__TASK LIST__
a) In the forum thread, what term did Howard Mark say he had been unable to remember before?
b) In the forum thread, rewrite the paragraph beginning "Mike and Howard, Mike, What program opens" as a short list of its main points.
c) Say whether each statement agrees with the forum thread, answering yes or no and quoting the words that decide it: (i) Howard Mark registered in September 2001. (ii) According to Dave, the authors say the technique works best on egg shells. (iii) Mike's post giving the links was made on a Monday.

━━━ TEXT PROVIDED

Author |
Message |
Howard Mark (hlmark)
Senior Member Username: hlmark
Post Number: 147 Registered: 9-2001
| Posted on Tuesday, August 28, 2007 - 8:10 am: | |
I finally got a chance to read the article that Mike referred us to. I see I was mistaken before: the reference to the "perfect" retroreflector was to a phase-conjugate mirror, which is also the term I couldn't remember previously. \o/ /_\ |
Michael C Mound (mike)
Intermediate Member Username: mike
Post Number: 20 Registered: 7-2007
| Posted on Tuesday, August 28, 2007 - 2:44 am: | |
Dave, Yes, I know, the program is a bit obscure. Best bet short of downloading a trial version of the rather obscure file extensions would be to view them directly from the Web page. The link is http://www.zemax.com/kb/articles/195/1/How-To-Model-Corner-Cube-Retroreflectors/Page1.html and one other related paper: http://www.turpion.org/php/paper.phtml?journal_id=qe&paper_id=476 You can view the modeling pages one by one. BR, Mike |
David W. Hopkins (dhopkins)
Senior Member Username: dhopkins
Post Number: 118 Registered: 10-2002
| Posted on Monday, August 27, 2007 - 7:55 am: | |
Mike and Howard, Mike, What program opens the .ses and .zmx files? I cannot seem to use the files you sent. Howard, I looked up the article, as I just am always behind in reading the New Scientist. The authors state that the technique works on human teeth, daisy petals, egg shells and white paint, but best on paint. That suggests that the diffusing layer cannot be too thick. Therefore, the light cannot suffer a lot scattering. However, I should think that there are a lot of scattering events even in a thin layer of paint. Pretty amazing that it should work. However, it would certainly surprise me if the technique could be controlled well enough to obtain a focus as good as a fine lens. But for some uses in NIR optics, this might be a technique to remember.... Best regards, Dave |
Michael C Mound (mike)

━━━━━━
━━━ SUPPLIED MATERIAL

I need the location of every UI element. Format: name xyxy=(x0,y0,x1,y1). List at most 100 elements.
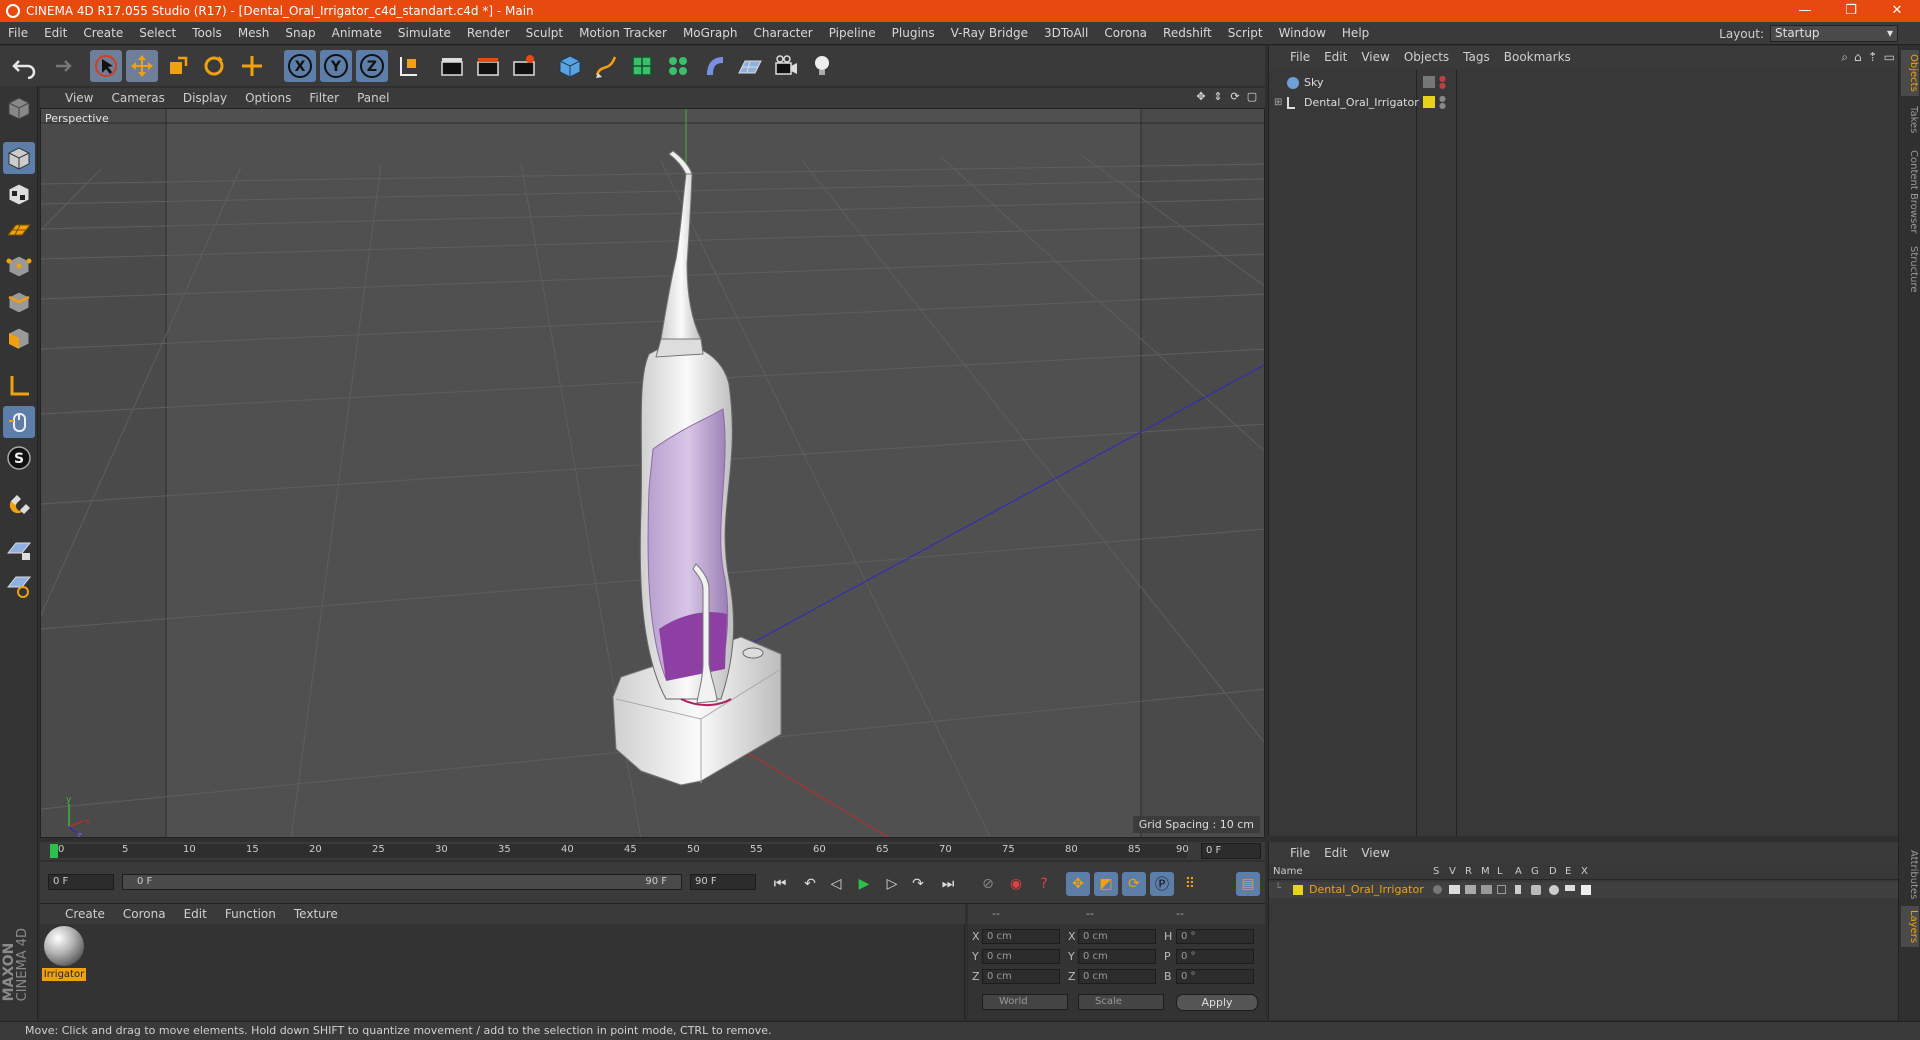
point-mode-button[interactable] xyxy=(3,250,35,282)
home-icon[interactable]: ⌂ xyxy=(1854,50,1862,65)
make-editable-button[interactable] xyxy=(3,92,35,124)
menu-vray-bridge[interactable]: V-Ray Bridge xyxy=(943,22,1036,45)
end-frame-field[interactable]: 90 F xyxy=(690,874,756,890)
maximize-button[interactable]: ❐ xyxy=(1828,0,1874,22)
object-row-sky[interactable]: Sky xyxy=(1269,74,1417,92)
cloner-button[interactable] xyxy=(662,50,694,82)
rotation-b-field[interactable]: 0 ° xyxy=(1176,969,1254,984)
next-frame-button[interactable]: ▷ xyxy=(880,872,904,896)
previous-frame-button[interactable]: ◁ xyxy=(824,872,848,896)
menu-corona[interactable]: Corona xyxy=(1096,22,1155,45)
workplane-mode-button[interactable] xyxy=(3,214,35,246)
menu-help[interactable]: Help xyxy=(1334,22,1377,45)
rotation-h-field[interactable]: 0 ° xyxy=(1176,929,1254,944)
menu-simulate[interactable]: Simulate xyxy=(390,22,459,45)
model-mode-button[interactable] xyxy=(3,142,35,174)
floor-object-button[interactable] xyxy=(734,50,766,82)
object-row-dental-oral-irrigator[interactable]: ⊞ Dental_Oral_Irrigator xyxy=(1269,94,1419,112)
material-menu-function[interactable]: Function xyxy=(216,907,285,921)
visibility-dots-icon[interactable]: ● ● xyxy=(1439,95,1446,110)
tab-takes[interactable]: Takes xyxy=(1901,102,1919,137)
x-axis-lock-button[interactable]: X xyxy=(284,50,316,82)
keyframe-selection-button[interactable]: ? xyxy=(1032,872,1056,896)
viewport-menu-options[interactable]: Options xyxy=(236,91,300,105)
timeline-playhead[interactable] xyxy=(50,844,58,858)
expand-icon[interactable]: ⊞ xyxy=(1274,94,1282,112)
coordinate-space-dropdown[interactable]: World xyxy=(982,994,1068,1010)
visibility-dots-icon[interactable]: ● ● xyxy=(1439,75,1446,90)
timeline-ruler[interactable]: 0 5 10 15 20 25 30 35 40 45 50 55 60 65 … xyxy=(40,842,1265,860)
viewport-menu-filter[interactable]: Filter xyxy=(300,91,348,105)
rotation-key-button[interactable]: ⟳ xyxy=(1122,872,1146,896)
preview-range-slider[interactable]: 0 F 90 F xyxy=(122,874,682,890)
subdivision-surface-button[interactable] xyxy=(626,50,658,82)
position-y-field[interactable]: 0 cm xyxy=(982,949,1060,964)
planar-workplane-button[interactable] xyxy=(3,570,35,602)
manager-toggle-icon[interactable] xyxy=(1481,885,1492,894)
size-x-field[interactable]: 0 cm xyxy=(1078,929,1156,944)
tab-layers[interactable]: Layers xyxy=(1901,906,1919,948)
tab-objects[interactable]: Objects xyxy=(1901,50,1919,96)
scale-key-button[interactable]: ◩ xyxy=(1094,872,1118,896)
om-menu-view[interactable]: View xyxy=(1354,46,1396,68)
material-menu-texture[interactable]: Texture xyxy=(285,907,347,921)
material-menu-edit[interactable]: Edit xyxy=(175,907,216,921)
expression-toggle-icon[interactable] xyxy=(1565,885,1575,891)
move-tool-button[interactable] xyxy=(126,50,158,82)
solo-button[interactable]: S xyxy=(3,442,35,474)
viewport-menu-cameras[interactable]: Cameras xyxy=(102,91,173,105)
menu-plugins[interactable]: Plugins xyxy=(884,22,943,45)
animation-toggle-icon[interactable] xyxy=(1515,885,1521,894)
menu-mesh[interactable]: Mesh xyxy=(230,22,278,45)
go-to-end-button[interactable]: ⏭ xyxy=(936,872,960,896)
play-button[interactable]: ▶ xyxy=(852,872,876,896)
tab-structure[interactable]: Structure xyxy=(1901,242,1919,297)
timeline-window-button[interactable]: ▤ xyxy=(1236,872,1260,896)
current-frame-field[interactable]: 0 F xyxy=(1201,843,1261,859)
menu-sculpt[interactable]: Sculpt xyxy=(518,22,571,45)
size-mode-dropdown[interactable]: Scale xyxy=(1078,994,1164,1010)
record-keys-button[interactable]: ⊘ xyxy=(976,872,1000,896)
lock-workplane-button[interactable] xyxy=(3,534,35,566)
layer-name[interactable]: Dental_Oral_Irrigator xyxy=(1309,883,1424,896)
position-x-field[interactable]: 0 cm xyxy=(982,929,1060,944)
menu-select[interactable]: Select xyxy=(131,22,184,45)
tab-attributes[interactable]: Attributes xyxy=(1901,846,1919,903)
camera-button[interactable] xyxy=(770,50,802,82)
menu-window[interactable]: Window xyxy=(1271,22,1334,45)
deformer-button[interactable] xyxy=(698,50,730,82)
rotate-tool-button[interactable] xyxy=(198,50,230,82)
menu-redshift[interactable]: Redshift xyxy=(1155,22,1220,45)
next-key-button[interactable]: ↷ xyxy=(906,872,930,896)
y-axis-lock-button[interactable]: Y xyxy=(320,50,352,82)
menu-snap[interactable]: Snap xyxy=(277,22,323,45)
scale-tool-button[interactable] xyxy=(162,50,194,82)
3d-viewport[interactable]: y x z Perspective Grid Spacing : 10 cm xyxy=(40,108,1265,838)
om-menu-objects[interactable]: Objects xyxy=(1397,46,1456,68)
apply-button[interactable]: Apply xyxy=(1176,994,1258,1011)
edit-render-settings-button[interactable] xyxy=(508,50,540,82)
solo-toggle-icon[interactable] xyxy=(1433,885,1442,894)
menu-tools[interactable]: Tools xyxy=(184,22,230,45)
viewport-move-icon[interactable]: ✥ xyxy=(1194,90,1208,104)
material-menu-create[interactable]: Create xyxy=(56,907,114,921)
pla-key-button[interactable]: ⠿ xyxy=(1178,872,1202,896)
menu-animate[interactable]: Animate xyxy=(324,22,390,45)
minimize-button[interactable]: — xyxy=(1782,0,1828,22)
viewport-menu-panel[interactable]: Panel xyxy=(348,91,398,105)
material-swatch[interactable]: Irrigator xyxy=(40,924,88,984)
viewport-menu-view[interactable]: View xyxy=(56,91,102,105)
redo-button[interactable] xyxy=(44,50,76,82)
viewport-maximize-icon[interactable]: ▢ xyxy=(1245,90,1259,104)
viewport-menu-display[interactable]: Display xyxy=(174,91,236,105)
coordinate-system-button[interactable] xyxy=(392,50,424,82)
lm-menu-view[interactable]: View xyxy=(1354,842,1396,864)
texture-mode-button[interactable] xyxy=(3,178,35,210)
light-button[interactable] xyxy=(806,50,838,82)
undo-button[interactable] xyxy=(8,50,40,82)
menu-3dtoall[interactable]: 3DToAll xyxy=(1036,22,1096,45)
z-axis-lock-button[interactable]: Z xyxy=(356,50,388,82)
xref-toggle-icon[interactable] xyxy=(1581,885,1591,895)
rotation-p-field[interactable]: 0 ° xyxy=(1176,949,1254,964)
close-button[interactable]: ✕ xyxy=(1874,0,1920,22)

━━━━━━

__ANSWERS GIVEN__
a) Phase-conjugate mirror.

b)
- Dave cannot use the .ses and .zmx files Mike sent and asks what program opens them.
- He looked up the New Scientist article Howard mentioned.
- The authors say the technique works on human teeth, daisy petals, egg shells and white paint, but best on paint.
- Dave infers that the diffusing layer cannot be too thick, so the light cannot scatter much, though he thinks even a thin layer of paint involves many scattering events.
- He finds it amazing that it works, but doubts it could be controlled well enough to focus as well as a fine lens.
- He thinks it may be a technique to remember for some NIR optics uses.

c)
(i) Yes: "Registered: 9-2001"
(ii) No: "but best on paint"
(iii) No: "Posted on Tuesday, August 28, 2007 - 2:44 am"